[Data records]

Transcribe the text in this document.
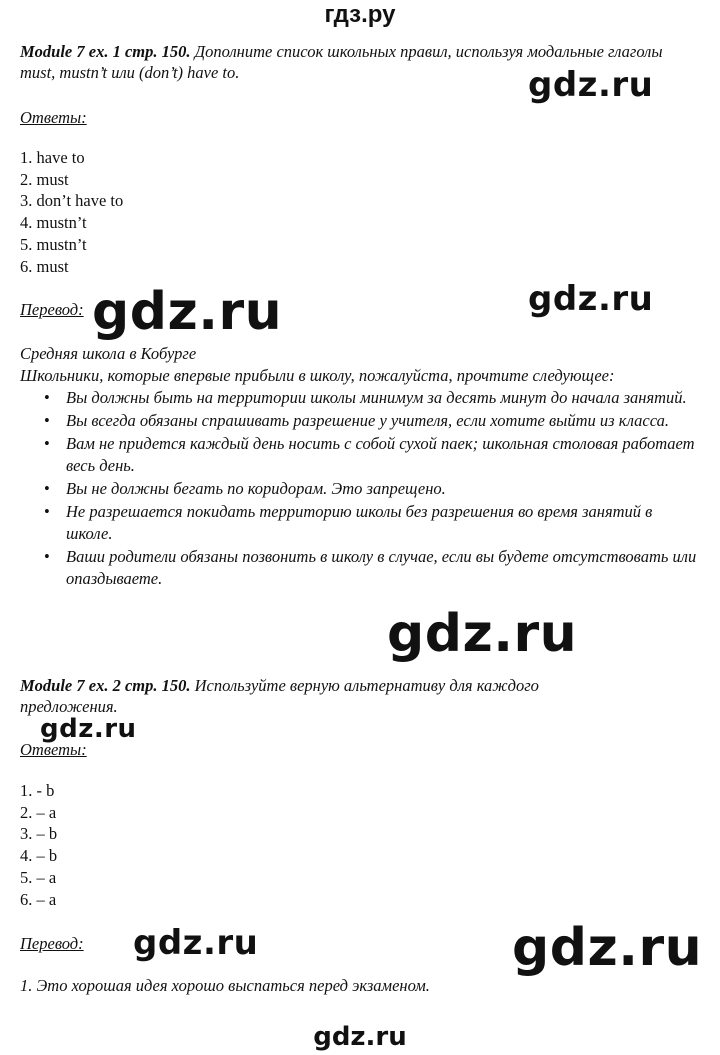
гдз.ру
Module 7 ex. 1 стр. 150. Дополните список школьных правил, используя модальные глаголы must, mustn’t или (don’t) have to.
Ответы:
1. have to
2. must
3. don’t have to
4. mustn’t
5. mustn’t
6. must
Перевод:
Средняя школа в Кобурге
Школьники, которые впервые прибыли в школу, пожалуйста, прочтите следующее:
• Вы должны быть на территории школы минимум за десять минут до начала занятий.
• Вы всегда обязаны спрашивать разрешение у учителя, если хотите выйти из класса.
• Вам не придется каждый день носить с собой сухой паек; школьная столовая работает весь день.
• Вы не должны бегать по коридорам. Это запрещено.
• Не разрешается покидать территорию школы без разрешения во время занятий в школе.
• Ваши родители обязаны позвонить в школу в случае, если вы будете отсутствовать или опаздываете.
Module 7 ex. 2 стр. 150. Используйте верную альтернативу для каждого предложения.
Ответы:
1. - b
2. – a
3. – b
4. – b
5. – a
6. – a
Перевод:
1. Это хорошая идея хорошо выспаться перед экзаменом.
gdz.ru
gdz.ru	gdz.ru
gdz.ru
gdz.ru
gdz.ru	gdz.ru
gdz.ru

## Aim of the task
Within the listing, how many lines hold the word "если"? Only the number is to be given.

## Output of the task
2